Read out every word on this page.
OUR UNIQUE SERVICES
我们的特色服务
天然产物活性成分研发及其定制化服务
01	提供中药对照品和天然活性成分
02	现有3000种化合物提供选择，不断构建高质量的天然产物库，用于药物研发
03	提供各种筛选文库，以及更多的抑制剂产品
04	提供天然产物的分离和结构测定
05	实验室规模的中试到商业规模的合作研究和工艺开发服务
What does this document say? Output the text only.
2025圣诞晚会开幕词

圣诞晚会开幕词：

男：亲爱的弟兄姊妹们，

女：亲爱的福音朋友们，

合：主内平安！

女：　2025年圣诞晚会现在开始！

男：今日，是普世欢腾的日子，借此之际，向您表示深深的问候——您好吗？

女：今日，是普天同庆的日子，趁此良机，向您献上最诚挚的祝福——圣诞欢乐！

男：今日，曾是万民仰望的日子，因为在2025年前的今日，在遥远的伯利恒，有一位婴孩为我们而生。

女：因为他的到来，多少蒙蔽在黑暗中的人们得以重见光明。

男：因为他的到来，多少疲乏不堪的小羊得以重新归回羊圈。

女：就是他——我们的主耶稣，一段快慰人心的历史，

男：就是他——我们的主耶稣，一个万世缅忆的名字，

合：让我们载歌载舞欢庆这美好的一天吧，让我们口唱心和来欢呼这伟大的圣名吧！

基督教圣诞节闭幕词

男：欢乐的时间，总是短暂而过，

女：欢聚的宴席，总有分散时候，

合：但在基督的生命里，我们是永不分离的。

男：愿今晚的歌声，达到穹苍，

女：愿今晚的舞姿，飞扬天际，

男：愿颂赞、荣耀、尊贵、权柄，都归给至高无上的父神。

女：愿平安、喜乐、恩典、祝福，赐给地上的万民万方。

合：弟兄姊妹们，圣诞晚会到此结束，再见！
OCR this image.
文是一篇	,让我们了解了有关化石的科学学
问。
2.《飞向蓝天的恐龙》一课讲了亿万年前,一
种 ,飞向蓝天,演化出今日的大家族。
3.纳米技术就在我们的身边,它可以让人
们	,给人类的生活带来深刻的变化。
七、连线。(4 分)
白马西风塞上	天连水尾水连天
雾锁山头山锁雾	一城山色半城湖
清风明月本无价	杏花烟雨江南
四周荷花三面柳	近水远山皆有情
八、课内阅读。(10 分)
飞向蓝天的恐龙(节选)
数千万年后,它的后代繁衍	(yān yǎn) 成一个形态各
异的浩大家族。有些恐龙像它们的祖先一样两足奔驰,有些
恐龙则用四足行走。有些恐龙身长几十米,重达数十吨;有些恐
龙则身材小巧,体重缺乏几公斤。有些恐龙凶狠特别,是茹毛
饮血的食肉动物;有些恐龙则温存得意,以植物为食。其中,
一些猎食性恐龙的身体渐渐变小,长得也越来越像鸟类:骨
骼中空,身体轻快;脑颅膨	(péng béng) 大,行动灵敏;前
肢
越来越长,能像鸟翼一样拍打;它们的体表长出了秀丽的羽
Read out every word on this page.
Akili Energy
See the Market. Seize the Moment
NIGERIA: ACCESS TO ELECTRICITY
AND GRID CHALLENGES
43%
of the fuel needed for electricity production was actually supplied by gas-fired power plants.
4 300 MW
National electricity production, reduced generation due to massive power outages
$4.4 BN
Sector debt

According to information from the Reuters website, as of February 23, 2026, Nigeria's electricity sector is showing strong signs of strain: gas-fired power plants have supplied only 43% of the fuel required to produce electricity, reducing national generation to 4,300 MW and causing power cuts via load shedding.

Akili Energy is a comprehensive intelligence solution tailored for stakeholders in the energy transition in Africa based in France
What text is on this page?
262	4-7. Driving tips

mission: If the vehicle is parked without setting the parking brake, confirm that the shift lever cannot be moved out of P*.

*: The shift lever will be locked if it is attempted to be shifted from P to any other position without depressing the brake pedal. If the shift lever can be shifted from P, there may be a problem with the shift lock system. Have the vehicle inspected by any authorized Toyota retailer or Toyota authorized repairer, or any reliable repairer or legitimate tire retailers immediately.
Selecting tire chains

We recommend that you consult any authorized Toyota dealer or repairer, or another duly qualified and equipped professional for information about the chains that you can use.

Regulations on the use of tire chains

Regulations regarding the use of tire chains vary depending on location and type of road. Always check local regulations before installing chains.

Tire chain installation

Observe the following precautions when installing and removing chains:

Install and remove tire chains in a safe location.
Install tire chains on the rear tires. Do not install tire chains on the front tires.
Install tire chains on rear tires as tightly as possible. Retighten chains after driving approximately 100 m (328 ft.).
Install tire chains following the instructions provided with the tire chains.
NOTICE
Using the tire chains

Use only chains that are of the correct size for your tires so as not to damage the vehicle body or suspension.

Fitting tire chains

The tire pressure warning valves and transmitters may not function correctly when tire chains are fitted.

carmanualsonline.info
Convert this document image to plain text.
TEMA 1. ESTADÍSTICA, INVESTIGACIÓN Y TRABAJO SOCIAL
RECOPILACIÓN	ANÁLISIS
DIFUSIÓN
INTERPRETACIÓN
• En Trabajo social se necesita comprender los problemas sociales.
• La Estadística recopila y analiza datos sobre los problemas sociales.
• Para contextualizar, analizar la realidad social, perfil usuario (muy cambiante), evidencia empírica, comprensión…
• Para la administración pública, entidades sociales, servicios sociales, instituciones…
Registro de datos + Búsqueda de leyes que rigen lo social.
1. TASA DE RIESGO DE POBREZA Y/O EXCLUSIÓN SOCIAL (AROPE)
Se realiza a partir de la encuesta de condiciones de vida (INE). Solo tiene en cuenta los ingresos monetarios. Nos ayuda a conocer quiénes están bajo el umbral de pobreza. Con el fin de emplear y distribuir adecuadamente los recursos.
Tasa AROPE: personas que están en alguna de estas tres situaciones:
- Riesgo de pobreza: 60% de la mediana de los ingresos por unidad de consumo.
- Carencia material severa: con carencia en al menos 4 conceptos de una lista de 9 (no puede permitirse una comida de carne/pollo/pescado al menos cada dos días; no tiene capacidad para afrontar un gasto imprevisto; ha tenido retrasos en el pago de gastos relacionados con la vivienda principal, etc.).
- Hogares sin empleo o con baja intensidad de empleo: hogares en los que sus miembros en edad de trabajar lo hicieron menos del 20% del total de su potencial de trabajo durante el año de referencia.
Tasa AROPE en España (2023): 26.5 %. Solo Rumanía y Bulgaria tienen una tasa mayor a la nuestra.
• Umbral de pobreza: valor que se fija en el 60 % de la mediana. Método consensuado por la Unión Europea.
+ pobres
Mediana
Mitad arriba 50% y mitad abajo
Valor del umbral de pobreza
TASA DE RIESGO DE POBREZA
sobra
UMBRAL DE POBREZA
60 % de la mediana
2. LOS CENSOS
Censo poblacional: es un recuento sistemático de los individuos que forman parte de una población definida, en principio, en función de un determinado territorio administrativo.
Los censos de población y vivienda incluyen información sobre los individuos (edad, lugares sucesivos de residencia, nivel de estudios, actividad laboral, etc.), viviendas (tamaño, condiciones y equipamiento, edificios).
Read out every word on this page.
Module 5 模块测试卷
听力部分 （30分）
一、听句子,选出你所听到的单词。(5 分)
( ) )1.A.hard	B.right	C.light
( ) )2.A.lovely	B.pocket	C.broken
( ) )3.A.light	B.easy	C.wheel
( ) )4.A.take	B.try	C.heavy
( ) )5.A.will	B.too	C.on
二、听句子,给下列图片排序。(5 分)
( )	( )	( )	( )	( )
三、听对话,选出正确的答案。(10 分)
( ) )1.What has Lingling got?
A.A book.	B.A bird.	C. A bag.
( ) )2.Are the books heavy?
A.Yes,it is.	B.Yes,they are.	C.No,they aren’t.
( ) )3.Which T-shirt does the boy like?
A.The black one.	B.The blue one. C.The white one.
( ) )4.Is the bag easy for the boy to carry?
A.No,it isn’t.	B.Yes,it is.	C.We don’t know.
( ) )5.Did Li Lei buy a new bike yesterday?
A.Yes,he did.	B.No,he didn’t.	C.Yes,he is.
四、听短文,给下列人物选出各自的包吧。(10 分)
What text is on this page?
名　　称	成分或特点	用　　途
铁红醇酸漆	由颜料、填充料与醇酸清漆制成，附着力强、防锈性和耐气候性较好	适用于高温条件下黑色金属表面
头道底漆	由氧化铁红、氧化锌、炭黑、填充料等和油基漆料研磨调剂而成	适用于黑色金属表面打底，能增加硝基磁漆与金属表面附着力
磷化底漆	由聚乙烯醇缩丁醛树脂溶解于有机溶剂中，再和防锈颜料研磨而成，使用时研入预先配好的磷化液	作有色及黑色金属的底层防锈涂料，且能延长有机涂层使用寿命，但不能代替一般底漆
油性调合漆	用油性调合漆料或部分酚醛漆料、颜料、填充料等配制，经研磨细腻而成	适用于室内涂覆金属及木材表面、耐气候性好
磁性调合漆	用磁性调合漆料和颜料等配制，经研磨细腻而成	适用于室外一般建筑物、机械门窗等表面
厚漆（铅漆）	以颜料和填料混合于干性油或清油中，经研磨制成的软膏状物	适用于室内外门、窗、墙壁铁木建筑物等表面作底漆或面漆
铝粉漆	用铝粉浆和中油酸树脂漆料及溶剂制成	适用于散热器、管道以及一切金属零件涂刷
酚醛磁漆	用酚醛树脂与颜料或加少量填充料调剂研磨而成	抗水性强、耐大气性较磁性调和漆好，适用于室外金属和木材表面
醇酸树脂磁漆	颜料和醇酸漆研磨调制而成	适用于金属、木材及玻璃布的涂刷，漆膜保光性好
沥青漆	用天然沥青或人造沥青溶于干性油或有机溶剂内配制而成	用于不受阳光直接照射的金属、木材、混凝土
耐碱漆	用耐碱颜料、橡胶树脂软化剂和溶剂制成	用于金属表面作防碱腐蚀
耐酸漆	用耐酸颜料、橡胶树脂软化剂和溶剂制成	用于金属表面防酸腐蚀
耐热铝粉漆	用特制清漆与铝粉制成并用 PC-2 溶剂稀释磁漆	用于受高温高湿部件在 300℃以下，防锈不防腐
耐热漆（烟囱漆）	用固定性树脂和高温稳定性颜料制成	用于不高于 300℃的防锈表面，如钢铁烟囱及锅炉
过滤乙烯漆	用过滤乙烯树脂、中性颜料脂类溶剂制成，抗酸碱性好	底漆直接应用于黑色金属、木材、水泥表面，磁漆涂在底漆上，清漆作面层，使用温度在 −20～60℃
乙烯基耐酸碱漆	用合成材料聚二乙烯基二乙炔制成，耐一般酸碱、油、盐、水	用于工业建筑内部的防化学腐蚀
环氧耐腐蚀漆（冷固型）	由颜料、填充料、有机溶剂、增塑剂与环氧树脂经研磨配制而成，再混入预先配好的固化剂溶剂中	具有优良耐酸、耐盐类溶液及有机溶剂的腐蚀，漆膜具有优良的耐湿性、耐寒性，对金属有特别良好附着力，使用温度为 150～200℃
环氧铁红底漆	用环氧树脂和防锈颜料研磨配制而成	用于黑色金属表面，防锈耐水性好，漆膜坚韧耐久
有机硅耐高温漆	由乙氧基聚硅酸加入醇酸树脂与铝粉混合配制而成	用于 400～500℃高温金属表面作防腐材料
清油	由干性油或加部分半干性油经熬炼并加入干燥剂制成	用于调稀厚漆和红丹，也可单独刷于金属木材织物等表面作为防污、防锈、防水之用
___
§ **Stated task**
Spot every line that holds "tires" and copy it.

§ **Result for this task**
Install tire chains on the rear tires. Do not install tire chains on the front tires.
Install tire chains on rear tires as tightly as possible. Retighten chains after driving approximately 100 m (328 ft.).
Use only chains that are of the correct size for your tires so as not to damage the vehicle body or suspension.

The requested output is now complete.